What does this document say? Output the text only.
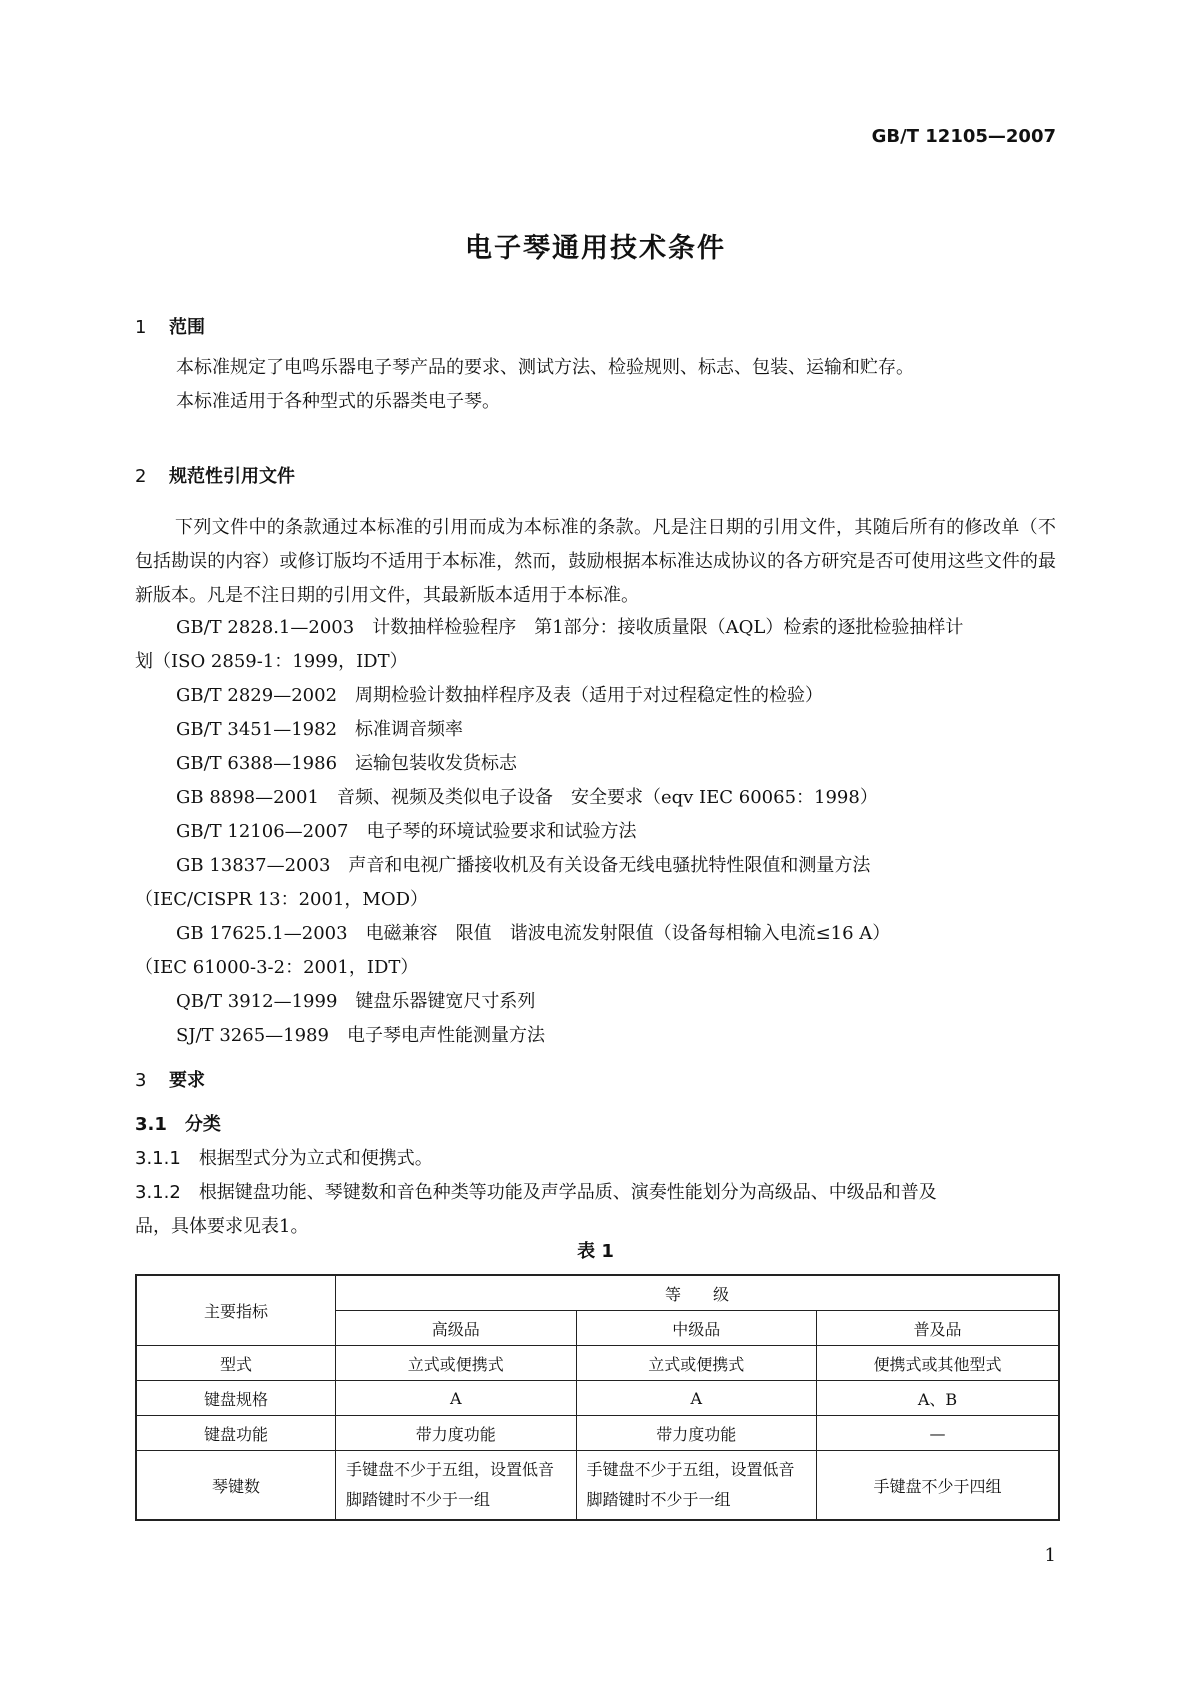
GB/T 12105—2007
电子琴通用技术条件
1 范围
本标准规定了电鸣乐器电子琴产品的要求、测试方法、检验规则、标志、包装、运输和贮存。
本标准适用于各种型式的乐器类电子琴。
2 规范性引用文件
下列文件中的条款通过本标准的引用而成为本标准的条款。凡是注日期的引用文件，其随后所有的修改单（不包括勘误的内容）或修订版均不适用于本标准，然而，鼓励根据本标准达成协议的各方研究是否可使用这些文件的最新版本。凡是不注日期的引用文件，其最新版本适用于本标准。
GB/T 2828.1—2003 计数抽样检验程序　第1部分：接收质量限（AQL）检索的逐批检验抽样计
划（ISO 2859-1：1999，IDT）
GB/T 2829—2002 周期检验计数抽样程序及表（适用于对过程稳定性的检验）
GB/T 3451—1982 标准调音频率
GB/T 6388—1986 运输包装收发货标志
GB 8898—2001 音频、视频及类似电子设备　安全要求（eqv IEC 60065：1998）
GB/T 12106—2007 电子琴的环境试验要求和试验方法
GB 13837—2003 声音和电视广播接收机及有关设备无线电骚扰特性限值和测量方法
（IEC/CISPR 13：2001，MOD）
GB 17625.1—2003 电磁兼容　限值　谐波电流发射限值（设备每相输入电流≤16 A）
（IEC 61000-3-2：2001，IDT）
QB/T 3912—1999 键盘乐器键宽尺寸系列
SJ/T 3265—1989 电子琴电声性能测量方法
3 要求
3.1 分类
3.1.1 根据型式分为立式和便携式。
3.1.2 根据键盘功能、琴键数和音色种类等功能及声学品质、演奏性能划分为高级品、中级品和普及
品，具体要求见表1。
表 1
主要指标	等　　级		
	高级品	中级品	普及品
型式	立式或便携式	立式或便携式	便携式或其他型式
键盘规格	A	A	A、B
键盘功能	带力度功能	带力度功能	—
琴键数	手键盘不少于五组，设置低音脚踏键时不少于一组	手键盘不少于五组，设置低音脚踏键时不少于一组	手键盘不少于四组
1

+---+

**Task prompt**. Copy out all the entries exactly. Images stay out of the copy.

**Completed task**.
What does this document say? Output the text only.
GB/T 12105—2007
电子琴通用技术条件
1 范围
本标准规定了电鸣乐器电子琴产品的要求、测试方法、检验规则、标志、包装、运输和贮存。
本标准适用于各种型式的乐器类电子琴。
2 规范性引用文件
下列文件中的条款通过本标准的引用而成为本标准的条款。凡是注日期的引用文件，其随后所有的修改单（不包括勘误的内容）或修订版均不适用于本标准，然而，鼓励根据本标准达成协议的各方研究是否可使用这些文件的最新版本。凡是不注日期的引用文件，其最新版本适用于本标准。
GB/T 2828.1—2003 计数抽样检验程序　第1部分：接收质量限（AQL）检索的逐批检验抽样计
划（ISO 2859-1：1999，IDT）
GB/T 2829—2002 周期检验计数抽样程序及表（适用于对过程稳定性的检验）
GB/T 3451—1982 标准调音频率
GB/T 6388—1986 运输包装收发货标志
GB 8898—2001 音频、视频及类似电子设备　安全要求（eqv IEC 60065：1998）
GB/T 12106—2007 电子琴的环境试验要求和试验方法
GB 13837—2003 声音和电视广播接收机及有关设备无线电骚扰特性限值和测量方法
（IEC/CISPR 13：2001，MOD）
GB 17625.1—2003 电磁兼容　限值　谐波电流发射限值（设备每相输入电流≤16 A）
（IEC 61000-3-2：2001，IDT）
QB/T 3912—1999 键盘乐器键宽尺寸系列
SJ/T 3265—1989 电子琴电声性能测量方法
3 要求
3.1 分类
3.1.1 根据型式分为立式和便携式。
3.1.2 根据键盘功能、琴键数和音色种类等功能及声学品质、演奏性能划分为高级品、中级品和普及
品，具体要求见表1。
表 1
主要指标	等　　级		
	高级品	中级品	普及品
型式	立式或便携式	立式或便携式	便携式或其他型式
键盘规格	A	A	A、B
键盘功能	带力度功能	带力度功能	—
琴键数	手键盘不少于五组，设置低音脚踏键时不少于一组	手键盘不少于五组，设置低音脚踏键时不少于一组	手键盘不少于四组
1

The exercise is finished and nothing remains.